Start of DATA FOR THE TASK
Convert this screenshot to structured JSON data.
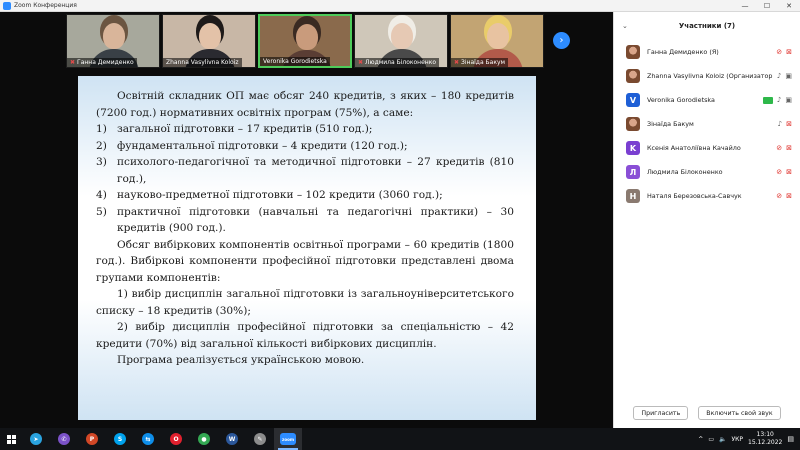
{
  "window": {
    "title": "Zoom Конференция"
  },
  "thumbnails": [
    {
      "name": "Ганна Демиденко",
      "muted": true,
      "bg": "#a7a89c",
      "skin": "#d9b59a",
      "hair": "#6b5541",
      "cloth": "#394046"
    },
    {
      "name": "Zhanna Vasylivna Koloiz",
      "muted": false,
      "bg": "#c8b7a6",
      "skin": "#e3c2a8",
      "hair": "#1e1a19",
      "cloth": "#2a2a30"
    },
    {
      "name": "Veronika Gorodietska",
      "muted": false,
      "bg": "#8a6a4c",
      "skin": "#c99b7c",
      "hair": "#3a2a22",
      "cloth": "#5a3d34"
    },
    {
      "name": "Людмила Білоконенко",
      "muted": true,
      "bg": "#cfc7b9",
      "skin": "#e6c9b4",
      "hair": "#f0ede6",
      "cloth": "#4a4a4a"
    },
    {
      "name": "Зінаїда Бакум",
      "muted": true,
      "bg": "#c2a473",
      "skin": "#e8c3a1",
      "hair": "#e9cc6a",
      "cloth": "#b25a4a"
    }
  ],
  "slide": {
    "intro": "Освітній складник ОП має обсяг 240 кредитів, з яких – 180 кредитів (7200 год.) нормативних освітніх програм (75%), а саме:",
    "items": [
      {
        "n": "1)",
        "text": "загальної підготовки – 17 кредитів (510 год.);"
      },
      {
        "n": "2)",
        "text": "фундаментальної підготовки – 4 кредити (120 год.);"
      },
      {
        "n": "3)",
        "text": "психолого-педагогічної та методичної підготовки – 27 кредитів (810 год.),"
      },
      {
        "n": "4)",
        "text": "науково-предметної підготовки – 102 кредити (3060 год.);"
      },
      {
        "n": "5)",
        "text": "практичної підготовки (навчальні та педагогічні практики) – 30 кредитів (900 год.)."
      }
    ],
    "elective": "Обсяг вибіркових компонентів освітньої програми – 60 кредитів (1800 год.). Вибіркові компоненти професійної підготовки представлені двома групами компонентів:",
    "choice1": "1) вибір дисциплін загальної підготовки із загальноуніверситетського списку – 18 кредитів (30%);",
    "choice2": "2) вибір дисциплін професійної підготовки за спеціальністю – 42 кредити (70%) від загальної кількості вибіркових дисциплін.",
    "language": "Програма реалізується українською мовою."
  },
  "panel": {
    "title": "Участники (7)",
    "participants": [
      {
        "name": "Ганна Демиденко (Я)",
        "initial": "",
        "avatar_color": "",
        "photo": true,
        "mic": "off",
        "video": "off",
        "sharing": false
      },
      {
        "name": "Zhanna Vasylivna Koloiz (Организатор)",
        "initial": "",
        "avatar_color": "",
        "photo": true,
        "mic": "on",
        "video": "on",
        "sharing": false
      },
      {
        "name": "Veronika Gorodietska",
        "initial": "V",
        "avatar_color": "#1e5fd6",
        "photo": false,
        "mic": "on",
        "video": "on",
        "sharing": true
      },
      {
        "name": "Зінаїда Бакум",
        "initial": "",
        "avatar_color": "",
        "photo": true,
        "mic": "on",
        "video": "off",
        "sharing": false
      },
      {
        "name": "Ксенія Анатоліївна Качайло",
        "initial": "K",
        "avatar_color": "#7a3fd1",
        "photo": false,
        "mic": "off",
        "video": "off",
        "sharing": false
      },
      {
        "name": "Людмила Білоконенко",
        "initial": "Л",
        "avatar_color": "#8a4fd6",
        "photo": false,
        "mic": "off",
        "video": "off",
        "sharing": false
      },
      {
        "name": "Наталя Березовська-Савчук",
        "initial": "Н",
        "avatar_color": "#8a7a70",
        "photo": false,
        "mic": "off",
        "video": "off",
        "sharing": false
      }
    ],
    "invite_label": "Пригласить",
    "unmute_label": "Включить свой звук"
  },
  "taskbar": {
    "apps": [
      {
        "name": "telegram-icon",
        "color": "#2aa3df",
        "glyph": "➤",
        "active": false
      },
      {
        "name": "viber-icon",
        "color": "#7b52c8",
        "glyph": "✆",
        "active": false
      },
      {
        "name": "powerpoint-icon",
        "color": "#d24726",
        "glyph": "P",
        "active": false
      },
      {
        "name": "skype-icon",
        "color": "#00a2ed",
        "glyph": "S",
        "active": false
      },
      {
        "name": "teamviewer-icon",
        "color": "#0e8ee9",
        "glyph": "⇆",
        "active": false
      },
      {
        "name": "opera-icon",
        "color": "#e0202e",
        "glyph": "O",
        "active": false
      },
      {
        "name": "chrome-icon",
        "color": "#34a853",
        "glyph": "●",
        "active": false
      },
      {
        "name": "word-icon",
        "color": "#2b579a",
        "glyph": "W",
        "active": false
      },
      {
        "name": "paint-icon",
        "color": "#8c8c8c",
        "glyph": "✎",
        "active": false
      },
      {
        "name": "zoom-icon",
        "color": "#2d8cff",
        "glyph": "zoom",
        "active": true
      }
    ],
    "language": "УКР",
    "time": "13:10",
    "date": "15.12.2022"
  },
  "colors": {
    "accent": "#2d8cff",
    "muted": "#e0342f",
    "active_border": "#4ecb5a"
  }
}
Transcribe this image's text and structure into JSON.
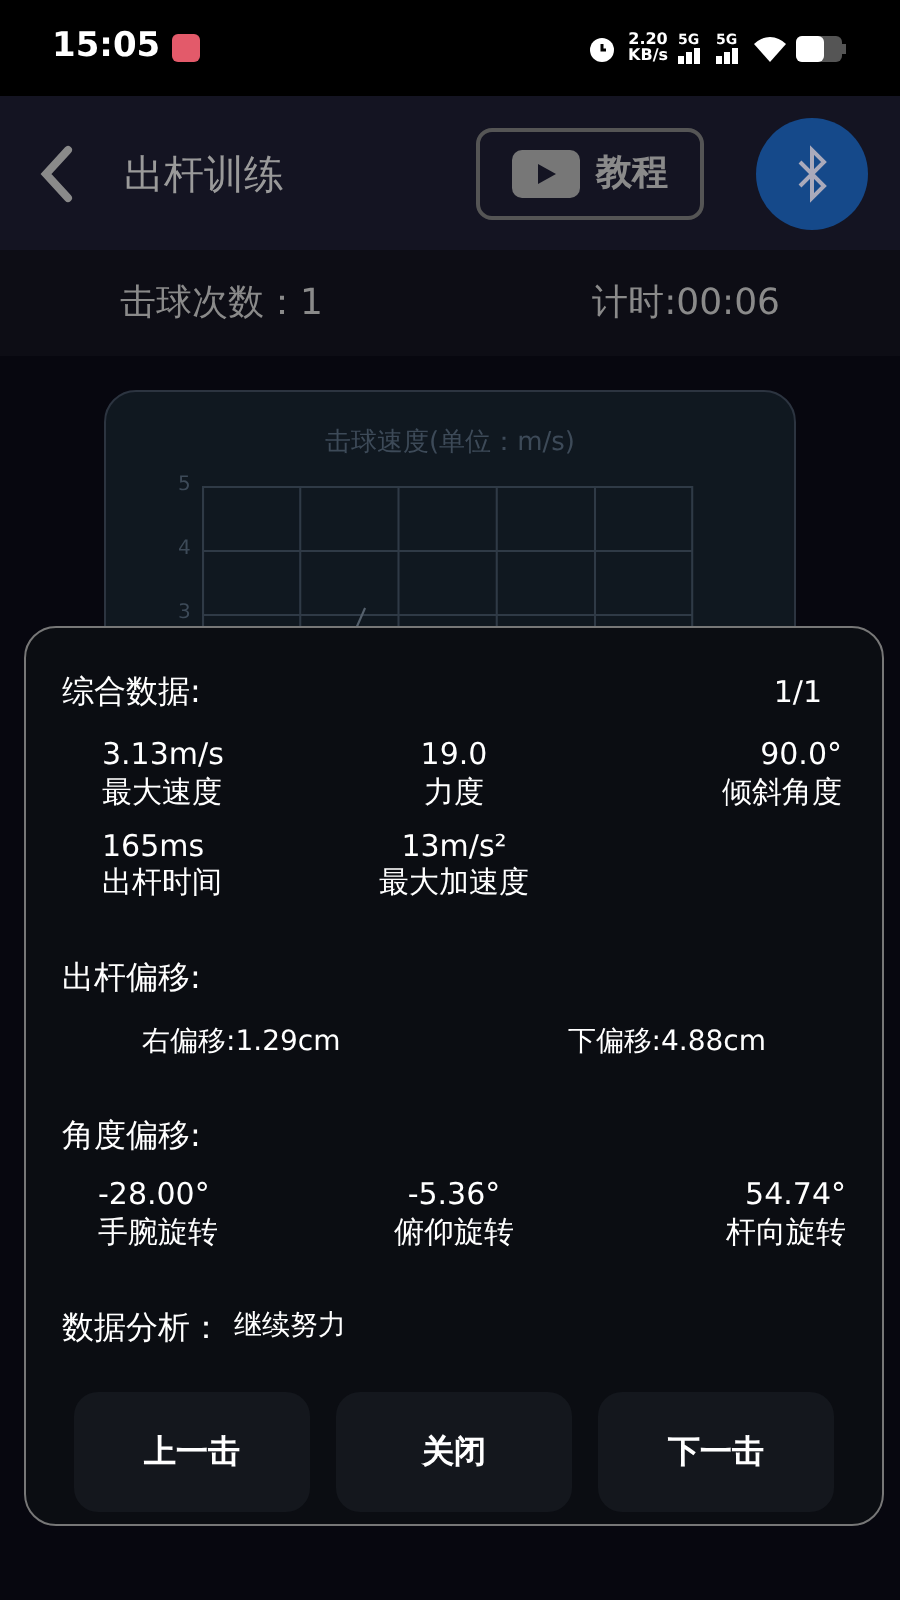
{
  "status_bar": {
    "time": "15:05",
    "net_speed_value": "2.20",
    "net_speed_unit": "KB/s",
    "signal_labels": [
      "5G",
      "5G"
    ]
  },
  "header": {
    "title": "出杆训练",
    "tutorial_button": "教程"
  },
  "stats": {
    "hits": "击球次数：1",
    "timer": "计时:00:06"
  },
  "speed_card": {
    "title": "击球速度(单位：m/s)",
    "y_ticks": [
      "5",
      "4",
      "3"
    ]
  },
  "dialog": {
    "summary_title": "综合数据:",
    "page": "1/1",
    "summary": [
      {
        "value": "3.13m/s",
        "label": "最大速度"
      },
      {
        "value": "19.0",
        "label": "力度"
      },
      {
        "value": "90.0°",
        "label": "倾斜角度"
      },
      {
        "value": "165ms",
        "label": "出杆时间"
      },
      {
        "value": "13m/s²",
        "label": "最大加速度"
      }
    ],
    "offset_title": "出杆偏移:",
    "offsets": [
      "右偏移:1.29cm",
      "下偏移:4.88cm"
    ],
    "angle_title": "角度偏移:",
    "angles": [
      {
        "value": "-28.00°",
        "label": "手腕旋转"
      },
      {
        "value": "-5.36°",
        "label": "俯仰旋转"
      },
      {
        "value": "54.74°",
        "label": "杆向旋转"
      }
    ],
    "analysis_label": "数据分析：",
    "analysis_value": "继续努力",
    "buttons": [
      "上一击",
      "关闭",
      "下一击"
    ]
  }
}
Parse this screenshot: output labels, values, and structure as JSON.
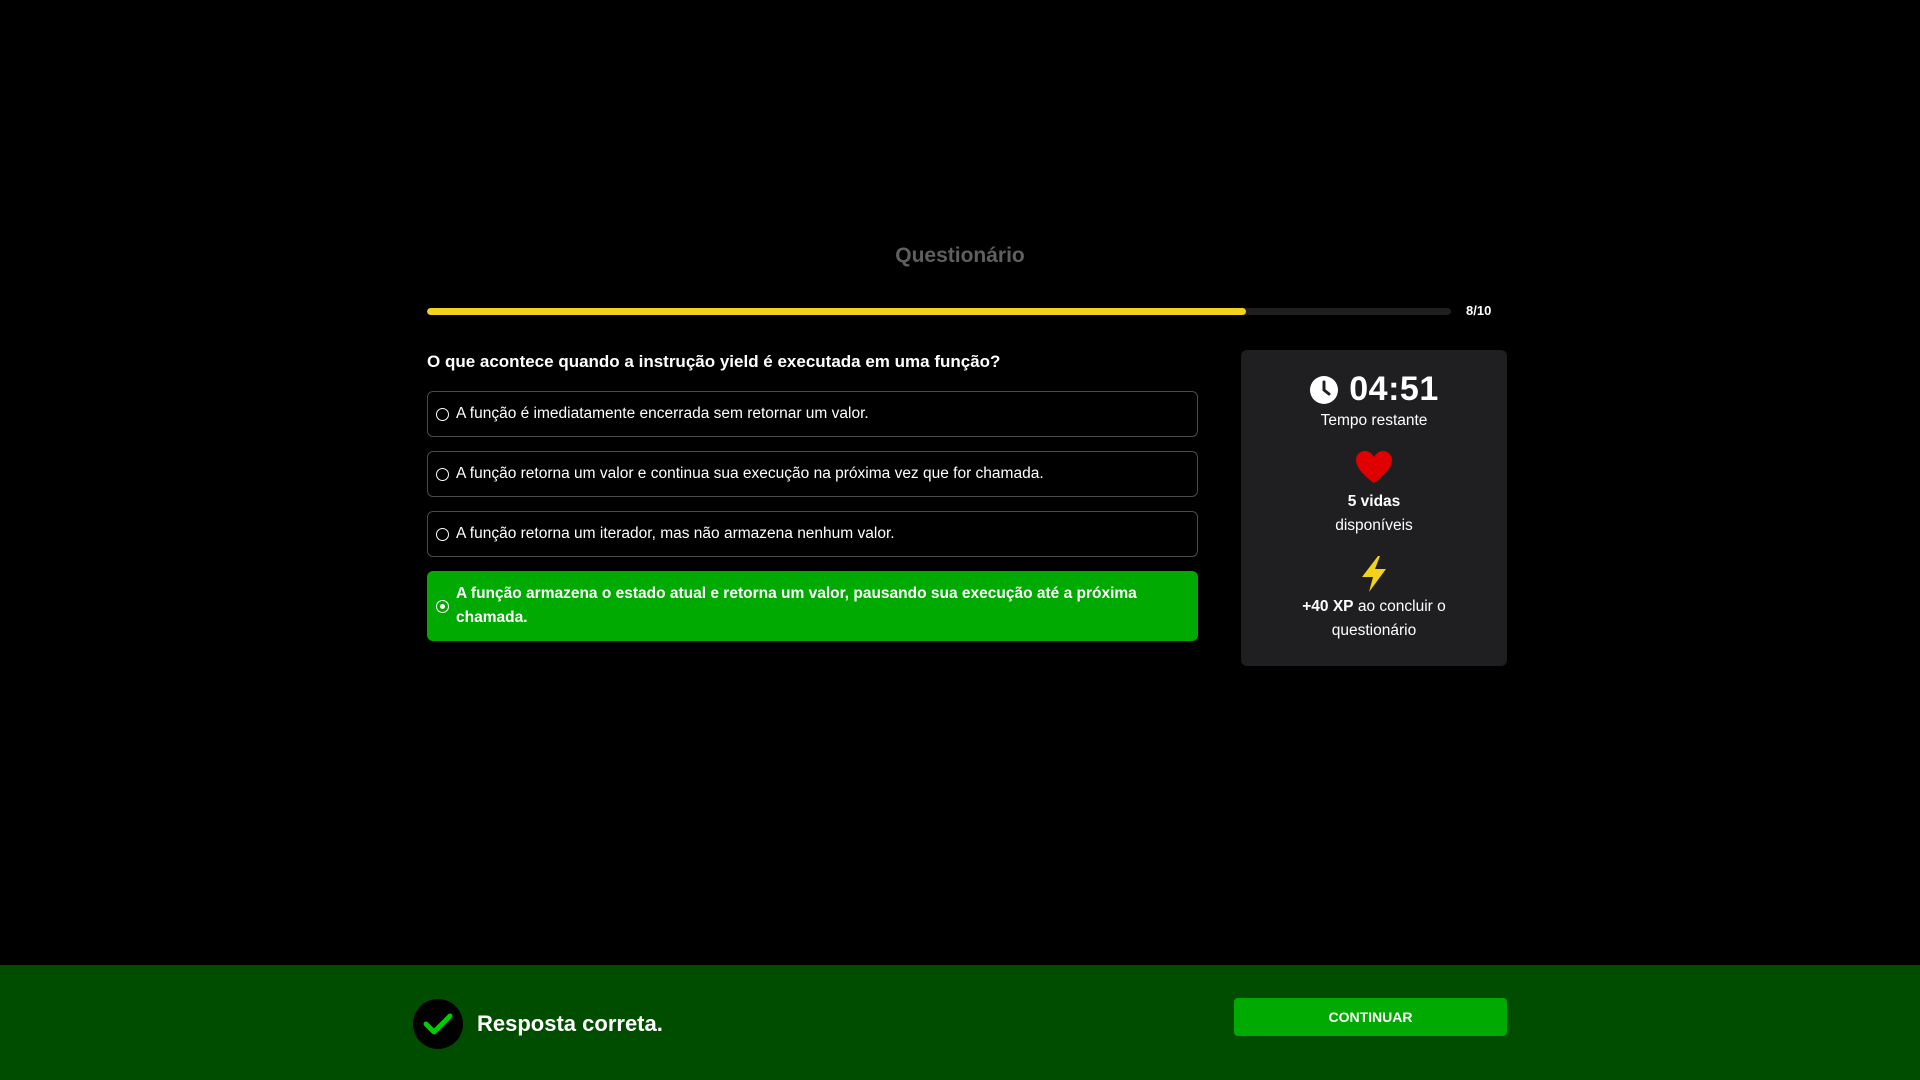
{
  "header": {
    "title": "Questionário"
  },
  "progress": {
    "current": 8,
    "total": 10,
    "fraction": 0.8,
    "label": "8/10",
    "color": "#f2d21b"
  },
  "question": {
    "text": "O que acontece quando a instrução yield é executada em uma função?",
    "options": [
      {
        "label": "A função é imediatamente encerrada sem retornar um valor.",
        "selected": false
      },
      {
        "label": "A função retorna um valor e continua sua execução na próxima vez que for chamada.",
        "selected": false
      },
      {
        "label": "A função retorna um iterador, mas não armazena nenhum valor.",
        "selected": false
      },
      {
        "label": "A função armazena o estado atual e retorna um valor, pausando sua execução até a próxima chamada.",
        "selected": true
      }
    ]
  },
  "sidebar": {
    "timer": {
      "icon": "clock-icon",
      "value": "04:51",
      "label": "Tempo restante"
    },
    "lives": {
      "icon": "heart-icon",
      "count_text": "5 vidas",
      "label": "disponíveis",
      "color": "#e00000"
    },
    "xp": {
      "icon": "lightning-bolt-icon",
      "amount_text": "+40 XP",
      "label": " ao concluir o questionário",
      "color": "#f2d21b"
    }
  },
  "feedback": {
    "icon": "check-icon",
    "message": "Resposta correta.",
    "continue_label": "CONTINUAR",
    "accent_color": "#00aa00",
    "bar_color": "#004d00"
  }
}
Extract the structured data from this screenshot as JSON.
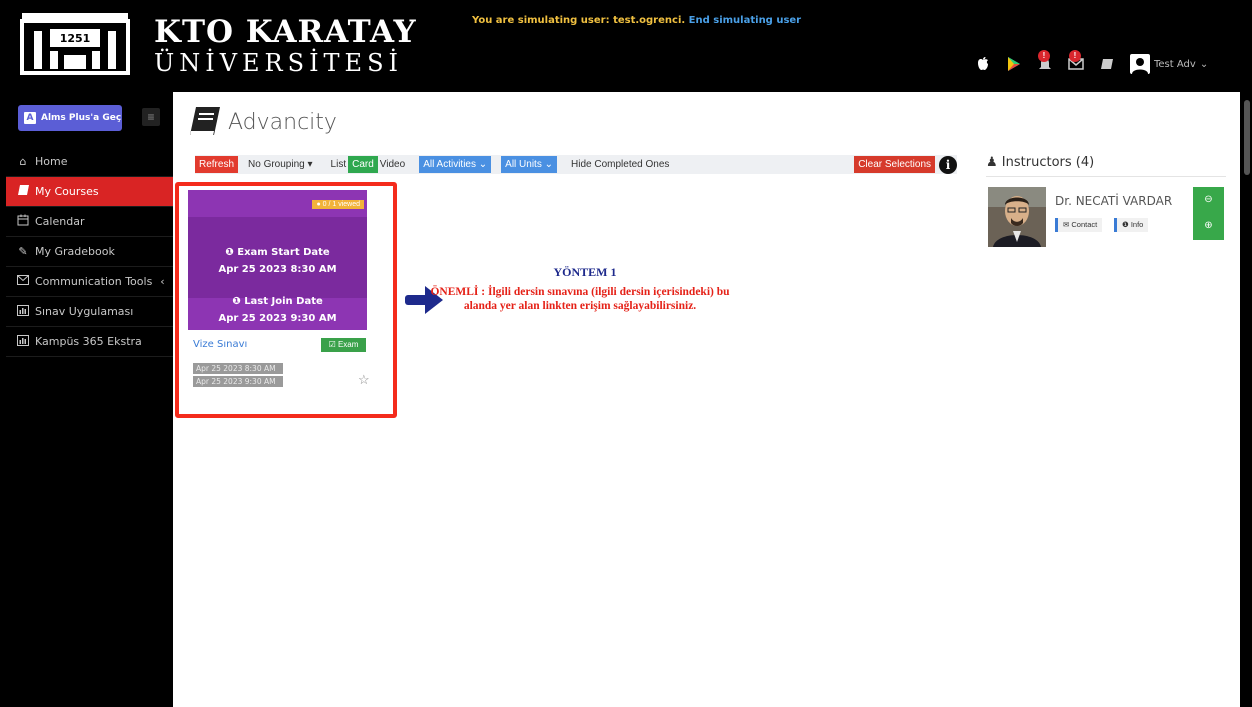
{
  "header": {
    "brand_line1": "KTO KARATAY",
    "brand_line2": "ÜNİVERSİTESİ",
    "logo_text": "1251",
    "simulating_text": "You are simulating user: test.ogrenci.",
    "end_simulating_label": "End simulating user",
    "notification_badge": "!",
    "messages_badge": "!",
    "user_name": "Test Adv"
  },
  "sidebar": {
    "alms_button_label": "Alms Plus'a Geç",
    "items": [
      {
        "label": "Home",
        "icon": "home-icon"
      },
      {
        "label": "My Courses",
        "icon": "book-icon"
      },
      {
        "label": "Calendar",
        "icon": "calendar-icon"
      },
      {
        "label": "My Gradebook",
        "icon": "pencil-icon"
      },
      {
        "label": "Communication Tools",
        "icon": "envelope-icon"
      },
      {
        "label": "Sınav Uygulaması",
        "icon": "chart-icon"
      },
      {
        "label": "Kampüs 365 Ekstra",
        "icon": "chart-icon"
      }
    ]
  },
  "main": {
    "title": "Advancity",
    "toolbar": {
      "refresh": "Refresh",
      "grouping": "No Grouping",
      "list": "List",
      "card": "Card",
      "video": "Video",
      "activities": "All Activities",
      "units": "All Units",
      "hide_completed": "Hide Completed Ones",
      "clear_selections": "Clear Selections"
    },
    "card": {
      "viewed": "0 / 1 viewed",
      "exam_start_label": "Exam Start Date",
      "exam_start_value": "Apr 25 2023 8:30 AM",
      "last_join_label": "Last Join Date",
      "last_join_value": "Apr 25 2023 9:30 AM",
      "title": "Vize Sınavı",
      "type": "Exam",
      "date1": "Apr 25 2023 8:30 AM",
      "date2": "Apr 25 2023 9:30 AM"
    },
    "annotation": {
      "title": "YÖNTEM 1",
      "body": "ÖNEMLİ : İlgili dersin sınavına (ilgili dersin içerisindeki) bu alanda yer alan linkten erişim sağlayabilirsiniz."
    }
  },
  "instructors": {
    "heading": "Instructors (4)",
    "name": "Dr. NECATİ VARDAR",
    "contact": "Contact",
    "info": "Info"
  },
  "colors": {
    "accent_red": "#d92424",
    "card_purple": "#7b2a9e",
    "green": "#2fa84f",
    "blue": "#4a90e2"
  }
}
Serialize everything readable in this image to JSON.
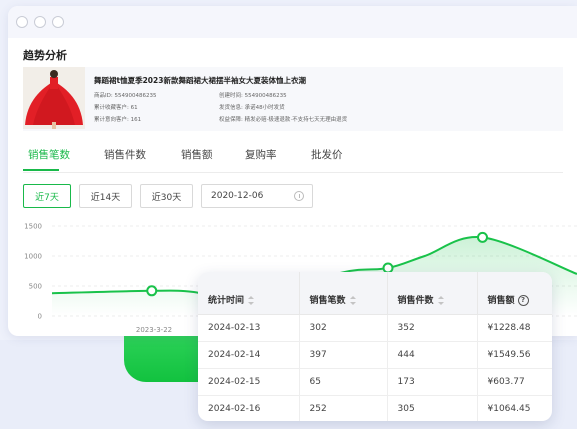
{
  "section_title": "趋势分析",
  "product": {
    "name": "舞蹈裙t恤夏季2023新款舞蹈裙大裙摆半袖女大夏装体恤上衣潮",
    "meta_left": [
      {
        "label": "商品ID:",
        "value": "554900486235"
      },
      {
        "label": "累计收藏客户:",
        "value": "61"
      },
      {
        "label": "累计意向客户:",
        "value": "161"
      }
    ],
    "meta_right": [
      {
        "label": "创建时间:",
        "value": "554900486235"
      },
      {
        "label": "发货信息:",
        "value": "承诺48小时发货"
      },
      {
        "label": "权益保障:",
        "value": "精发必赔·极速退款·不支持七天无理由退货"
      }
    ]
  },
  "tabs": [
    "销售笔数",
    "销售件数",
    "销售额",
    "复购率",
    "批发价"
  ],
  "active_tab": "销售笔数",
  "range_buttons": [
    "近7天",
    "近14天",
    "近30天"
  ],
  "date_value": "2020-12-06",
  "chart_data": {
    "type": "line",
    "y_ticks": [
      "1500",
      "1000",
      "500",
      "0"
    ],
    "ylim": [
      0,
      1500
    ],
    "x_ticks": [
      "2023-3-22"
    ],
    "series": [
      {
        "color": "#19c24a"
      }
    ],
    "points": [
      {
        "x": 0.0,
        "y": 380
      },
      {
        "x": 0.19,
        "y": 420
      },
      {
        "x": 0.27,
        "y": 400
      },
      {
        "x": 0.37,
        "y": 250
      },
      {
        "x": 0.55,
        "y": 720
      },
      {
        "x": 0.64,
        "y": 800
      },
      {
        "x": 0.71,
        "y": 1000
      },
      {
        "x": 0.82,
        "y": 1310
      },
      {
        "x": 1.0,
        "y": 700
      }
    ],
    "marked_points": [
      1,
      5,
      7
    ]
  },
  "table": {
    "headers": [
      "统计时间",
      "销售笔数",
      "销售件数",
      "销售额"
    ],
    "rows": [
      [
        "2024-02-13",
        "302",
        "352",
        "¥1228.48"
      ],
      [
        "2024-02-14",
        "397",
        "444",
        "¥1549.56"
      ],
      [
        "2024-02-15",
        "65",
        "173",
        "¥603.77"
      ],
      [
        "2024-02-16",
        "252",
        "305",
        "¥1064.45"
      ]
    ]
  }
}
End of DATA FOR THE TASK
# INSTRUCTIONS FOR THE TASK:
Find the word "Zhanna" in the data and show each line that holds it.

# EXERCISE SOLUTION:
      "name": "Zhanna Vasylivna Koloiz",
        "name": "Zhanna Vasylivna Koloiz (Организатор)",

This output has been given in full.